**ФРАГМЕНТ ТЕКСТА:**
━━━━━━━━━━━━━━━━━━━━

Но мне по нраву мирные элегии и ласковые звуки,
А не, опасности не зная, возвышенным стихосложеньем толкать людей дорогой гнева.
Помимо этого, имперская идея пыталась соединить, упорядочить национальное и наднациональное, но никак не противопоставить одно другому. А вот цитата из вышеназванного дугинского манифеста, где сей текст, вопреки самому своему названию, на деле восстаёт против империи:
«При этом наднациональное единство Папского престола и Западно-Римской Империи — как ещё одно выражение "коллективной идентичности" — также упразднялось. А на его месте устанавливался порядок на основе суверенных национальных государств, своего рода „политических индивидуумов“. После окончания 30-летней войны Вестфальский мир закрепил именно такой порядок».
В конце концов, схоластика, как и её ответвления, — это совокупность сложнейших многогранных философских учений, которыми описывается мироздание, методология его познания, этика, физика, метафизика. Как нас учит история, сложные конструкты никогда не становятся политическими идеологиями. Никто и никогда в политических дискуссиях не оперировал категориями «реализма» и «номинализма», в натурфилософии — да, в теологии — да, но не в политике. Идея империи — это, прежде всего, стоицизм. О каком имперском ренессансе может идти речь дальше в непоследовательных мыслеизъявлениях «величайшего философа современности», если храм его мысли стоит на зыбком фундаменте собственных погрязших в противоречиях выдумок?
Философская игра в напёрстки. Традиция без традиции
По правде сказать, я так и не смог осилить ни одного тома «Ноомахии». Начав читать «Войны ума. Три логоса. Аполлон, Дионис, Кибела», я быстро утомился от череды биографий философов, выглядящих как заготовки статьи для Википедии, где намеренно сложнейшие идеи самых разных мыслителей подавались в цепи дугинской логики, не перевранные, но упрощённые до того, что становились ложью.
Он излагает их настолько пространно и так ловко перескакивает с темы на тему, что зацепиться за пороки логических цепочек очень сложно. Он своего рода напёрсточник от мира гуманитарной науки — всё выглядит очень достоверно и просто, но читатель в потоке почти достоверных фактов остаётся обманутым. Приведу образец этой логики на примере, где я считаю себя компетентным, по крайней мере, компетентнее Александра Гельевича. Его цитата из книги «Логос Африки: Люди Чёрного солнца»:
«Кроме того, философия силы обнаруживается и в западном обществе. К примеру, охота на ведьм — это не просто эксцесс общества, а фундаментальная социология банту. Охота первичнее, чем сама ведьма. Любопытно, что даже Жан Боден в трактате “Демономания колдунов” писал о том, как определять ведьм!»

━━━━━━━━━━━━━━━━━━━━

**ЗАДАНИЕ 1:** Переименуйте в записях "pie-slices" в "pie-sectors", взяв всё от начала записей вниз до строки с "data-label-text: 71% bbox=[14, 299, 36, 311]" включительно; остальное оставьте без изменений.

━━━━━━━━━━━━━━━━━━━━

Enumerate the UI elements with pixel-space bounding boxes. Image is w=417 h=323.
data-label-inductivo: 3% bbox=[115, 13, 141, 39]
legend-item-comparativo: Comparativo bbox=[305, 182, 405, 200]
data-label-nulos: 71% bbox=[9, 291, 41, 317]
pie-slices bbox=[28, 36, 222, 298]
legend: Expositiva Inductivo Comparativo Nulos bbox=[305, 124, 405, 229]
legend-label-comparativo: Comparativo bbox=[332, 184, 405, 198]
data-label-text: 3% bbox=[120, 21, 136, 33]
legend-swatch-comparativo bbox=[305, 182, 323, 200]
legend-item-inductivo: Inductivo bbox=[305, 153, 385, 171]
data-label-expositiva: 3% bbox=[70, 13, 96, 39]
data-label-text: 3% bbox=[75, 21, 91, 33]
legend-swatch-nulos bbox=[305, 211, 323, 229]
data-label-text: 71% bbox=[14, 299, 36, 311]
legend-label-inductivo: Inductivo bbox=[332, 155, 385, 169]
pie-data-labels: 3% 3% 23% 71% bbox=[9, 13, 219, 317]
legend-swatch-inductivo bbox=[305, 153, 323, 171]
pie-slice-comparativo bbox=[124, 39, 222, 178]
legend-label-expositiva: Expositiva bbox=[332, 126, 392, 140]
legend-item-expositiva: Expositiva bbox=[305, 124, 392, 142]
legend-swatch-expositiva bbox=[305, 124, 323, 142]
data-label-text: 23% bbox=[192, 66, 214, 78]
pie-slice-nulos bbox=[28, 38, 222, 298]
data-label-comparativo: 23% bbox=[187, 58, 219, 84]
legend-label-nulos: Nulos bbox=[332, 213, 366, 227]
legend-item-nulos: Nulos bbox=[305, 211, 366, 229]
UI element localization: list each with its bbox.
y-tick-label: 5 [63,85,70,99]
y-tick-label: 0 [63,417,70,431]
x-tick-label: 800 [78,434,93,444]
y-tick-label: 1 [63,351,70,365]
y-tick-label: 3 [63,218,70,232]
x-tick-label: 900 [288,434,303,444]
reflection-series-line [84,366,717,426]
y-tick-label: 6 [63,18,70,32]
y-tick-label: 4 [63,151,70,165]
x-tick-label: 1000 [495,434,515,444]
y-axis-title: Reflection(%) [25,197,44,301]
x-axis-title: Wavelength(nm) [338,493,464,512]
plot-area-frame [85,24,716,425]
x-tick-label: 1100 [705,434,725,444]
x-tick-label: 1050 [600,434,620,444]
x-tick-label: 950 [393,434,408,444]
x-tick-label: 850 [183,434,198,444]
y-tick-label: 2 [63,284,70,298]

━━━━━━━━━━━━━━━━━━━━

**ЗАДАНИЕ 2:** Назовите все сочинения, заглавия которых приведены во фрагменте текста в кавычках. Сохраните форму, в которой они там стоят.

**РЕЗУЛЬТАТ ЗАДАНИЯ 1:**
Enumerate the UI elements with pixel-space bounding boxes. Image is w=417 h=323.
data-label-inductivo: 3% bbox=[115, 13, 141, 39]
legend-item-comparativo: Comparativo bbox=[305, 182, 405, 200]
data-label-nulos: 71% bbox=[9, 291, 41, 317]
pie-sectors bbox=[28, 36, 222, 298]
legend: Expositiva Inductivo Comparativo Nulos bbox=[305, 124, 405, 229]
legend-label-comparativo: Comparativo bbox=[332, 184, 405, 198]
data-label-text: 3% bbox=[120, 21, 136, 33]
legend-swatch-comparativo bbox=[305, 182, 323, 200]
legend-item-inductivo: Inductivo bbox=[305, 153, 385, 171]
data-label-expositiva: 3% bbox=[70, 13, 96, 39]
data-label-text: 3% bbox=[75, 21, 91, 33]
legend-swatch-nulos bbox=[305, 211, 323, 229]
data-label-text: 71% bbox=[14, 299, 36, 311]

**РЕЗУЛЬТАТ ЗАДАНИЯ 2:**
«Ноомахии»
«Войны ума. Три логоса. Аполлон, Дионис, Кибела»
«Логос Африки: Люди Чёрного солнца»
“Демономания колдунов”